Stored data:
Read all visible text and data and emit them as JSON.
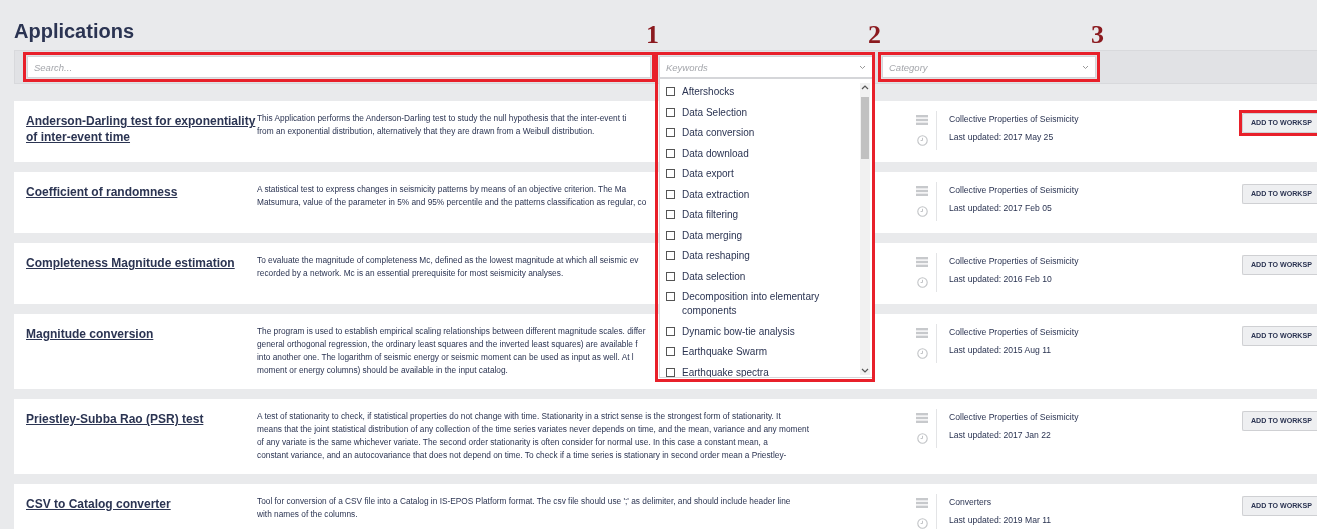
{
  "title": "Applications",
  "filters": {
    "search": {
      "placeholder": "Search...",
      "marker": "1",
      "highlighted": true
    },
    "keywords": {
      "placeholder": "Keywords",
      "marker": "2",
      "highlighted": true,
      "expanded": true,
      "options": [
        {
          "label": "Aftershocks",
          "checked": false
        },
        {
          "label": "Data Selection",
          "checked": false
        },
        {
          "label": "Data conversion",
          "checked": false
        },
        {
          "label": "Data download",
          "checked": false
        },
        {
          "label": "Data export",
          "checked": false
        },
        {
          "label": "Data extraction",
          "checked": false
        },
        {
          "label": "Data filtering",
          "checked": false
        },
        {
          "label": "Data merging",
          "checked": false
        },
        {
          "label": "Data reshaping",
          "checked": false
        },
        {
          "label": "Data selection",
          "checked": false
        },
        {
          "label": "Decomposition into elementary components",
          "checked": false
        },
        {
          "label": "Dynamic bow-tie analysis",
          "checked": false
        },
        {
          "label": "Earthquake Swarm",
          "checked": false
        },
        {
          "label": "Earthquake spectra",
          "checked": false
        }
      ]
    },
    "category": {
      "placeholder": "Category",
      "marker": "3",
      "highlighted": true
    }
  },
  "applications": [
    {
      "title": "Anderson-Darling test for exponentiality of inter-event time",
      "description": [
        "This Application performs the Anderson-Darling test to study the null hypothesis that the inter-event ti",
        "from an exponential distribution, alternatively that they are drawn from a Weibull distribution."
      ],
      "category": "Collective Properties of Seismicity",
      "updated": "Last updated: 2017 May 25",
      "button": "ADD TO WORKSP",
      "highlighted": true
    },
    {
      "title": "Coefficient of randomness",
      "description": [
        "A statistical test to express changes in seismicity patterns by means of an objective criterion. The Ma",
        "Matsumura, value of the parameter in 5% and 95% percentile and the patterns classification as regular, co"
      ],
      "category": "Collective Properties of Seismicity",
      "updated": "Last updated: 2017 Feb 05",
      "button": "ADD TO WORKSP",
      "highlighted": false
    },
    {
      "title": "Completeness Magnitude estimation",
      "description": [
        "To evaluate the magnitude of completeness Mc, defined as the lowest magnitude at which all seismic ev",
        "recorded by a network. Mc is an essential prerequisite for most seismicity analyses."
      ],
      "category": "Collective Properties of Seismicity",
      "updated": "Last updated: 2016 Feb 10",
      "button": "ADD TO WORKSP",
      "highlighted": false
    },
    {
      "title": "Magnitude conversion",
      "description": [
        "The program is used to establish empirical scaling relationships between different magnitude scales. differ",
        "general orthogonal regression, the ordinary least squares and the inverted least squares) are available f",
        "into another one. The logarithm of seismic energy or seismic moment can be used as input as well. At l",
        "moment or energy columns) should be available in the input catalog."
      ],
      "category": "Collective Properties of Seismicity",
      "updated": "Last updated: 2015 Aug 11",
      "button": "ADD TO WORKSP",
      "highlighted": false
    },
    {
      "title": "Priestley-Subba Rao (PSR) test",
      "description": [
        "A test of stationarity to check, if statistical properties do not change with time. Stationarity in a strict sense is the strongest form of stationarity. It",
        "means that the joint statistical distribution of any collection of the time series variates never depends on time, and the mean, variance and any moment",
        "of any variate is the same whichever variate. The second order stationarity is often consider for normal use. In this case a constant mean, a",
        "constant variance, and an autocovariance that does not depend on time. To check if a time series is stationary in second order mean a Priestley-"
      ],
      "category": "Collective Properties of Seismicity",
      "updated": "Last updated: 2017 Jan 22",
      "button": "ADD TO WORKSP",
      "highlighted": false
    },
    {
      "title": "CSV to Catalog converter",
      "description": [
        "Tool for conversion of a CSV file into a Catalog in IS-EPOS Platform format. The csv file should use ';' as delimiter, and should include header line",
        "with names of the columns."
      ],
      "category": "Converters",
      "updated": "Last updated: 2019 Mar 11",
      "button": "ADD TO WORKSP",
      "highlighted": false
    }
  ]
}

PROBLEM DETAILS: Copy out all of the data word for word. Do not carry over any picture.

SOLUTION FOR THIS EXERCISE:
Read all visible text and data and emit them as JSON.
{
  "title": "Applications",
  "filters": {
    "search": {
      "placeholder": "Search...",
      "marker": "1",
      "highlighted": true
    },
    "keywords": {
      "placeholder": "Keywords",
      "marker": "2",
      "highlighted": true,
      "expanded": true,
      "options": [
        {
          "label": "Aftershocks",
          "checked": false
        },
        {
          "label": "Data Selection",
          "checked": false
        },
        {
          "label": "Data conversion",
          "checked": false
        },
        {
          "label": "Data download",
          "checked": false
        },
        {
          "label": "Data export",
          "checked": false
        },
        {
          "label": "Data extraction",
          "checked": false
        },
        {
          "label": "Data filtering",
          "checked": false
        },
        {
          "label": "Data merging",
          "checked": false
        },
        {
          "label": "Data reshaping",
          "checked": false
        },
        {
          "label": "Data selection",
          "checked": false
        },
        {
          "label": "Decomposition into elementary components",
          "checked": false
        },
        {
          "label": "Dynamic bow-tie analysis",
          "checked": false
        },
        {
          "label": "Earthquake Swarm",
          "checked": false
        },
        {
          "label": "Earthquake spectra",
          "checked": false
        }
      ]
    },
    "category": {
      "placeholder": "Category",
      "marker": "3",
      "highlighted": true
    }
  },
  "applications": [
    {
      "title": "Anderson-Darling test for exponentiality of inter-event time",
      "description": [
        "This Application performs the Anderson-Darling test to study the null hypothesis that the inter-event ti",
        "from an exponential distribution, alternatively that they are drawn from a Weibull distribution."
      ],
      "category": "Collective Properties of Seismicity",
      "updated": "Last updated: 2017 May 25",
      "button": "ADD TO WORKSP",
      "highlighted": true
    },
    {
      "title": "Coefficient of randomness",
      "description": [
        "A statistical test to express changes in seismicity patterns by means of an objective criterion. The Ma",
        "Matsumura, value of the parameter in 5% and 95% percentile and the patterns classification as regular, co"
      ],
      "category": "Collective Properties of Seismicity",
      "updated": "Last updated: 2017 Feb 05",
      "button": "ADD TO WORKSP",
      "highlighted": false
    },
    {
      "title": "Completeness Magnitude estimation",
      "description": [
        "To evaluate the magnitude of completeness Mc, defined as the lowest magnitude at which all seismic ev",
        "recorded by a network. Mc is an essential prerequisite for most seismicity analyses."
      ],
      "category": "Collective Properties of Seismicity",
      "updated": "Last updated: 2016 Feb 10",
      "button": "ADD TO WORKSP",
      "highlighted": false
    },
    {
      "title": "Magnitude conversion",
      "description": [
        "The program is used to establish empirical scaling relationships between different magnitude scales. differ",
        "general orthogonal regression, the ordinary least squares and the inverted least squares) are available f",
        "into another one. The logarithm of seismic energy or seismic moment can be used as input as well. At l",
        "moment or energy columns) should be available in the input catalog."
      ],
      "category": "Collective Properties of Seismicity",
      "updated": "Last updated: 2015 Aug 11",
      "button": "ADD TO WORKSP",
      "highlighted": false
    },
    {
      "title": "Priestley-Subba Rao (PSR) test",
      "description": [
        "A test of stationarity to check, if statistical properties do not change with time. Stationarity in a strict sense is the strongest form of stationarity. It",
        "means that the joint statistical distribution of any collection of the time series variates never depends on time, and the mean, variance and any moment",
        "of any variate is the same whichever variate. The second order stationarity is often consider for normal use. In this case a constant mean, a",
        "constant variance, and an autocovariance that does not depend on time. To check if a time series is stationary in second order mean a Priestley-"
      ],
      "category": "Collective Properties of Seismicity",
      "updated": "Last updated: 2017 Jan 22",
      "button": "ADD TO WORKSP",
      "highlighted": false
    },
    {
      "title": "CSV to Catalog converter",
      "description": [
        "Tool for conversion of a CSV file into a Catalog in IS-EPOS Platform format. The csv file should use ';' as delimiter, and should include header line",
        "with names of the columns."
      ],
      "category": "Converters",
      "updated": "Last updated: 2019 Mar 11",
      "button": "ADD TO WORKSP",
      "highlighted": false
    }
  ]
}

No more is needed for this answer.